§ Task details:
All the data should come back exactly as it was given.

+++++

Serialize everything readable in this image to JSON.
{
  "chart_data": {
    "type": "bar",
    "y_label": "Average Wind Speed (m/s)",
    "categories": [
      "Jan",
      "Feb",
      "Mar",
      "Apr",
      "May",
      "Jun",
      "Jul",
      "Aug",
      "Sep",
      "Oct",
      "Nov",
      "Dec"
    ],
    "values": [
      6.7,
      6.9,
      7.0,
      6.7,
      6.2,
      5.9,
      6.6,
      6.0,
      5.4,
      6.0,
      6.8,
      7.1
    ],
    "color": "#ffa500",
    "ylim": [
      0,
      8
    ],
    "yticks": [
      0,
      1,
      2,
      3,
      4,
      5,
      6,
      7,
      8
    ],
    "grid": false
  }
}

+++++

§ Output:
Serialize everything readable in this image to JSON.
{
  "chart_data": {
    "type": "bar",
    "y_label": "Average Wind Speed (m/s)",
    "categories": [
      "Jan",
      "Feb",
      "Mar",
      "Apr",
      "May",
      "Jun",
      "Jul",
      "Aug",
      "Sep",
      "Oct",
      "Nov",
      "Dec"
    ],
    "values": [
      6.7,
      6.9,
      7.0,
      6.7,
      6.2,
      5.9,
      6.6,
      6.0,
      5.4,
      6.0,
      6.8,
      7.1
    ],
    "color": "#ffa500",
    "ylim": [
      0,
      8
    ],
    "yticks": [
      0,
      1,
      2,
      3,
      4,
      5,
      6,
      7,
      8
    ],
    "grid": false
  }
}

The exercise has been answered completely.